* start Records shown *

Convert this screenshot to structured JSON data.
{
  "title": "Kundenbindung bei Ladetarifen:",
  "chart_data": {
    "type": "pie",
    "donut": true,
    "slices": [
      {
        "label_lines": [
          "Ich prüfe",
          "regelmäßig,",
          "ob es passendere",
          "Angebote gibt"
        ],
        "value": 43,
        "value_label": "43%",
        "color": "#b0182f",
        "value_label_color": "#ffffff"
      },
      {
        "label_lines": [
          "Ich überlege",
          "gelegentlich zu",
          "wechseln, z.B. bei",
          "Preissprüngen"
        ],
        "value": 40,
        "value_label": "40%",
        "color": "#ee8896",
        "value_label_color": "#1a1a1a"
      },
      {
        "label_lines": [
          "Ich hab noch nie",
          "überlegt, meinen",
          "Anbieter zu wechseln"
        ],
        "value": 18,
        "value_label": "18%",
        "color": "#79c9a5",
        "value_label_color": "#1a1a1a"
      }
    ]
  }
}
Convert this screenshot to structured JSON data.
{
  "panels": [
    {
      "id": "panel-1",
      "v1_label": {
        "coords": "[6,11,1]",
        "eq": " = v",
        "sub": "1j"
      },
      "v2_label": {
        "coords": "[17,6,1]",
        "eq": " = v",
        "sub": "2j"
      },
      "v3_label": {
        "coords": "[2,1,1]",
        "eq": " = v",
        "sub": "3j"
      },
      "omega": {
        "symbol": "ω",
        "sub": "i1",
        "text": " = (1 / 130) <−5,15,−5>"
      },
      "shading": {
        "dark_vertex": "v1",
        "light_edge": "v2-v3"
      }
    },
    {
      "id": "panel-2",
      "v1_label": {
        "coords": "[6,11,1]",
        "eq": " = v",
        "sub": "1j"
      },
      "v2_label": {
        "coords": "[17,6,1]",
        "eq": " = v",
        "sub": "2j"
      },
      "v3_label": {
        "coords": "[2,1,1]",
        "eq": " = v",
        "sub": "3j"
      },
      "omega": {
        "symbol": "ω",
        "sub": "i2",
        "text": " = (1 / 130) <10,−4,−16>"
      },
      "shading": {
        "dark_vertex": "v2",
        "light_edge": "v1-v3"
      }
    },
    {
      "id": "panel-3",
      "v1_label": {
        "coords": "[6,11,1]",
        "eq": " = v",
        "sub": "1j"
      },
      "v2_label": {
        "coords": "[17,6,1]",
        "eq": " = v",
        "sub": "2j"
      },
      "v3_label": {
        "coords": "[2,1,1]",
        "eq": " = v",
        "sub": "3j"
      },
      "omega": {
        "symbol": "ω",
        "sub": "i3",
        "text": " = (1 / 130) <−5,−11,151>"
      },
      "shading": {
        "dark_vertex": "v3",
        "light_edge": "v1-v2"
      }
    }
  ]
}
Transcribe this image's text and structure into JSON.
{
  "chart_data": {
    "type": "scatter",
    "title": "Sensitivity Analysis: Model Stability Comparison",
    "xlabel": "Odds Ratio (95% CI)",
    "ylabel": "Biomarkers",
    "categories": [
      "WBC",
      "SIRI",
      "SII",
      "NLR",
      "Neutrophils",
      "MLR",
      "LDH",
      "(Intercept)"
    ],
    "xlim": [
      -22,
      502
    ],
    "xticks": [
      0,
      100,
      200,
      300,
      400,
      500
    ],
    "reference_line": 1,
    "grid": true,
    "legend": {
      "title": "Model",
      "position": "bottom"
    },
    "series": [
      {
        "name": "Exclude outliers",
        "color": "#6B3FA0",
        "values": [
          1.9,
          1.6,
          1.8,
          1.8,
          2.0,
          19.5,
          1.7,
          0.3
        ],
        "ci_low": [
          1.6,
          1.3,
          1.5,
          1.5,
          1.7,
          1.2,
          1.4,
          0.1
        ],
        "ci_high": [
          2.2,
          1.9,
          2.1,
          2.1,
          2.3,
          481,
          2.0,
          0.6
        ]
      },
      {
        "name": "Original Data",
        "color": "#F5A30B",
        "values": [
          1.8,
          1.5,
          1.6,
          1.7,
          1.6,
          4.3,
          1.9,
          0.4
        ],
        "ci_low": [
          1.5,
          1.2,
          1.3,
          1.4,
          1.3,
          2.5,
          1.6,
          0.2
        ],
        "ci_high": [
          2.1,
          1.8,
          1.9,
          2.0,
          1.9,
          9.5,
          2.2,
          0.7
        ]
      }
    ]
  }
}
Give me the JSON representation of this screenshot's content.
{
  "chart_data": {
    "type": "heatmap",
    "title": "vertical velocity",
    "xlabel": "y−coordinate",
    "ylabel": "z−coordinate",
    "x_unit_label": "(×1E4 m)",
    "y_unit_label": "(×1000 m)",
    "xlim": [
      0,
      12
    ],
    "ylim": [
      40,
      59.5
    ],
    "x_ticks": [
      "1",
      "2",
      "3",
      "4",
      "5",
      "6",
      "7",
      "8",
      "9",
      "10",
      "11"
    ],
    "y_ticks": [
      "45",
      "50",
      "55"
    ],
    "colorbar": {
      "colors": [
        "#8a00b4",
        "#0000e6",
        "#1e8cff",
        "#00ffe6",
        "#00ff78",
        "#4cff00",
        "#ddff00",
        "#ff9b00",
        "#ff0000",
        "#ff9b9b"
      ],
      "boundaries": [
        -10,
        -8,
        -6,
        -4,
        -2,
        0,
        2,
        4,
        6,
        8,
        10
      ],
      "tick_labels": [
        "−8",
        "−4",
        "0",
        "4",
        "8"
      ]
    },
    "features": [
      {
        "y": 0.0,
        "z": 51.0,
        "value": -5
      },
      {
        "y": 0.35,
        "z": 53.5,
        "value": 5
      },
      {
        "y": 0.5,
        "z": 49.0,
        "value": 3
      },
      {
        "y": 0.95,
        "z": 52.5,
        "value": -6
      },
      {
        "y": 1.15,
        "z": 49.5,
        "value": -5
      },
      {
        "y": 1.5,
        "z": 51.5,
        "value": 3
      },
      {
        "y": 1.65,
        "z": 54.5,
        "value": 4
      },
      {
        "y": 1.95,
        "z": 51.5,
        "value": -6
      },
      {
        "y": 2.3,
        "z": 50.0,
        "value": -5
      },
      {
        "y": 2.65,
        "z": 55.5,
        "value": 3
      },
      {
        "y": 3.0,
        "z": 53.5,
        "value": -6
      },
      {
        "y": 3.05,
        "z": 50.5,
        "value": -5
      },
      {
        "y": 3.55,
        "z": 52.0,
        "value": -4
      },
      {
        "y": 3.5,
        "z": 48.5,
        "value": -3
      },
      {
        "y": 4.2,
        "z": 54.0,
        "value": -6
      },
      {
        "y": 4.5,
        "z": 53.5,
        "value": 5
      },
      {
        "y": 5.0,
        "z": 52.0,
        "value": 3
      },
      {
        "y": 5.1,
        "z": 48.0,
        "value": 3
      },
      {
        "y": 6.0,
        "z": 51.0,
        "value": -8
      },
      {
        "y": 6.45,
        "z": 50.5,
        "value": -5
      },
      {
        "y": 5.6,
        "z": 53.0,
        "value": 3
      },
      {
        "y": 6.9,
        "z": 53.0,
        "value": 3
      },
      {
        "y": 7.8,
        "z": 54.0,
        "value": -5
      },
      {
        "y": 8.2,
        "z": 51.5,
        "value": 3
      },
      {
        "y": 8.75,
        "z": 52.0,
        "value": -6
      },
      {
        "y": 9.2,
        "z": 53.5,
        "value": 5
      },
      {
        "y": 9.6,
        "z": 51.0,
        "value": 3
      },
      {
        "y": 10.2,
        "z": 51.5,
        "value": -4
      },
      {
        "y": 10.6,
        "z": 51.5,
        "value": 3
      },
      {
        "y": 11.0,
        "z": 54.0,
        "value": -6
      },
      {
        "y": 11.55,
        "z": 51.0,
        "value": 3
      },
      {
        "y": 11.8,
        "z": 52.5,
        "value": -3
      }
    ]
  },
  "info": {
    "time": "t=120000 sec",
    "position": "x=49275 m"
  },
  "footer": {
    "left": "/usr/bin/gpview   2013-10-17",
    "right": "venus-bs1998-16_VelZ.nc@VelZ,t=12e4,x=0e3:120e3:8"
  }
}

* end Records shown *

§ **What needs to be done**:
Filter the entries and copy out every line with the word "name".

§ **Result of the exercise**:
        "name": "Exclude outliers",
        "name": "Original Data",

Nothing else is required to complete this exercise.